# Selected text:
Author the React component

Your entry file should mount a component into a root element and read initial data from window.openai.toolOutput or persisted state.

We have provided some example apps under the examples page, for example, for a “Pizza list” app, which is a list of pizza restaurants.

We provide a number of example components in the Apps SDK examples. Treat them as blueprints when shaping your own UI:

  • Pizzaz List – ranked card list with favorites and call-to-action buttons.
    Screenshot of the Pizzaz list component
  • Pizzaz Carousel – embla-powered horizontal scroller that demonstrates media-heavy layouts.
    Screenshot of the Pizzaz carousel component
  • Pizzaz Map – Mapbox integration with fullscreen inspector and host state sync.
    Screenshot of the Pizzaz map component
  • Pizzaz Album – stacked gallery view built for deep dives on a single place.
    Screenshot of the Pizzaz album component
  • Pizzaz Video – scripted player with overlays and fullscreen controls.

Each example shows how to bundle assets, wire host APIs, and structure state for real conversations. Copy the one closest to your use case and adapt the data layer for your tool responses.

React helper hooks

Using useOpenAiGlobal in a useWidgetState hook to keep host-persisted widget state aligned with your local React state:

export function useWidgetState<T extends WidgetState>(
  defaultState: T | (() => T)

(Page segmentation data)
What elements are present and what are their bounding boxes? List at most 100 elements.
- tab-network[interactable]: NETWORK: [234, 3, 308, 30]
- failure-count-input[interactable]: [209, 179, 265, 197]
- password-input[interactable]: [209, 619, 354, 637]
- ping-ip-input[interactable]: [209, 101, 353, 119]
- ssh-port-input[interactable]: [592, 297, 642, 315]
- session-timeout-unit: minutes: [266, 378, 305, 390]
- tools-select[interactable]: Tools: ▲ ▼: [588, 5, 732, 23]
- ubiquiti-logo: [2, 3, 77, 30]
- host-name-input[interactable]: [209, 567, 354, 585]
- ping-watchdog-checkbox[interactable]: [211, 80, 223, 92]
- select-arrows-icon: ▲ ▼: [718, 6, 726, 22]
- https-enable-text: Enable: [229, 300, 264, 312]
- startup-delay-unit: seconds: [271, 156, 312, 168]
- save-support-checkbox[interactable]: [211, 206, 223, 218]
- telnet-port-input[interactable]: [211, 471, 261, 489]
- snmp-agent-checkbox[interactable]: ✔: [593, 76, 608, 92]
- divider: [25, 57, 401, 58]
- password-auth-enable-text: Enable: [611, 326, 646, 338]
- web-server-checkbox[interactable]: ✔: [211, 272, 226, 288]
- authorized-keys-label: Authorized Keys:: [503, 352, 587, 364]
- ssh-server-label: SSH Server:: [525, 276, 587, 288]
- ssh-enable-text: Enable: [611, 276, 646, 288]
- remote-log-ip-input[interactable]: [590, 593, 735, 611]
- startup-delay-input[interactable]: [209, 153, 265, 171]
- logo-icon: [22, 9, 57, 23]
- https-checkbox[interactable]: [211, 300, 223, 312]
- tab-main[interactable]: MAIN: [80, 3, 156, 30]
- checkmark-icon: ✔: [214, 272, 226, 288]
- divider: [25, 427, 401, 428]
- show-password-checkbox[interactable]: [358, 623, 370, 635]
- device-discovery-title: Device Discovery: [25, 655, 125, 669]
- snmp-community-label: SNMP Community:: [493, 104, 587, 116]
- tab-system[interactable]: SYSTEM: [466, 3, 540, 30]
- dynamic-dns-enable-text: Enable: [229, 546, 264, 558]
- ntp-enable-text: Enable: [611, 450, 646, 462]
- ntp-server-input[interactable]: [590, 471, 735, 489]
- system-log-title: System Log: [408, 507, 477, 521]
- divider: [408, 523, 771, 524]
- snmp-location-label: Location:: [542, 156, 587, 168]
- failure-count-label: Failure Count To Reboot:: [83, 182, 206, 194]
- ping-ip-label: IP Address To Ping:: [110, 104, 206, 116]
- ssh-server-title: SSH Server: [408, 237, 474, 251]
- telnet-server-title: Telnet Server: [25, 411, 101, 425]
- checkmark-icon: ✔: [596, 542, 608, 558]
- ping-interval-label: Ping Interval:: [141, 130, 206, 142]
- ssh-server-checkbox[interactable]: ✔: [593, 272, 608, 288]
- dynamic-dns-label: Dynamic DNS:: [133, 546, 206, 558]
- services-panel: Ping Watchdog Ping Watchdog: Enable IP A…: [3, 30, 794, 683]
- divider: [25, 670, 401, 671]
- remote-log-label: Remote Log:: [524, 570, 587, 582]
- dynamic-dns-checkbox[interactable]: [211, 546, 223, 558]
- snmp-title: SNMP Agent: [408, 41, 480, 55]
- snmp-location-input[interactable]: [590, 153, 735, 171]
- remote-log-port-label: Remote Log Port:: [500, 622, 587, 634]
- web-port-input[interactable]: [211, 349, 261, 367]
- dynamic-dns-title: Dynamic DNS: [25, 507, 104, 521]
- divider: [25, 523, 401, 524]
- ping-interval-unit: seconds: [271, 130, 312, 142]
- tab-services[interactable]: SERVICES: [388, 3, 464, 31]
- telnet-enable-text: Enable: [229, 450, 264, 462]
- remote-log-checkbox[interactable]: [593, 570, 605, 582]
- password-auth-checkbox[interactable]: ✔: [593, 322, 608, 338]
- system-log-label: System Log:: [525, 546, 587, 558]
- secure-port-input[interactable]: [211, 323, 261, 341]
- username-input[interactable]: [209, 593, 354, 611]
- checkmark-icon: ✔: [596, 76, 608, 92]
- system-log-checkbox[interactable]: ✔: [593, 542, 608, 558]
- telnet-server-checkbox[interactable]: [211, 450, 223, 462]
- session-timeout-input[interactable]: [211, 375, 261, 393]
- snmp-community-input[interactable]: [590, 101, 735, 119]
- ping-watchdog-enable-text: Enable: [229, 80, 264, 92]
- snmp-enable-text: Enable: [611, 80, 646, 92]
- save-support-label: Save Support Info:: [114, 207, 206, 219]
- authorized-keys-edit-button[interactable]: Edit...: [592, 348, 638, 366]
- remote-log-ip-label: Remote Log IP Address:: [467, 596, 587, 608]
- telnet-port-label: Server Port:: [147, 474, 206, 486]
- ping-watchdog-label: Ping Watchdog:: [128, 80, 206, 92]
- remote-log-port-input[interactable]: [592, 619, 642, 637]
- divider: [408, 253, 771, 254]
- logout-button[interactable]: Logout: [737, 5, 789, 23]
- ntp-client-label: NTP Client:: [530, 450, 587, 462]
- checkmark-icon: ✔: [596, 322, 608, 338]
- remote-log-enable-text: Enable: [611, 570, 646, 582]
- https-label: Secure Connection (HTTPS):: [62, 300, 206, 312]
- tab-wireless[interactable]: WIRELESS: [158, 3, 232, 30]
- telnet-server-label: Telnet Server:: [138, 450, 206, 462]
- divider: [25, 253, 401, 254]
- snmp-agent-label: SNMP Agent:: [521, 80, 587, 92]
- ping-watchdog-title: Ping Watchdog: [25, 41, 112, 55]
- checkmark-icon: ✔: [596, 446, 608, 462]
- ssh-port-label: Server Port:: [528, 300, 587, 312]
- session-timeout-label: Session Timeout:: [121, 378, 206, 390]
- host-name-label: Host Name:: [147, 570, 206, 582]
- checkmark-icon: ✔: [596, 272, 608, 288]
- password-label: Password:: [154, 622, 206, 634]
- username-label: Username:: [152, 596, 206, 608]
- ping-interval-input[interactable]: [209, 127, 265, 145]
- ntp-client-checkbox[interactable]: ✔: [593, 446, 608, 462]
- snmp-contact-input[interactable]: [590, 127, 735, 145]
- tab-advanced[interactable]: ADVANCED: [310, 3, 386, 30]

# Task statement:
In the React component excerpt, what sources should the entry file read initial data from? Answer using only the React component excerpt.

# Solution:
From window.openai.toolOutput or persisted state.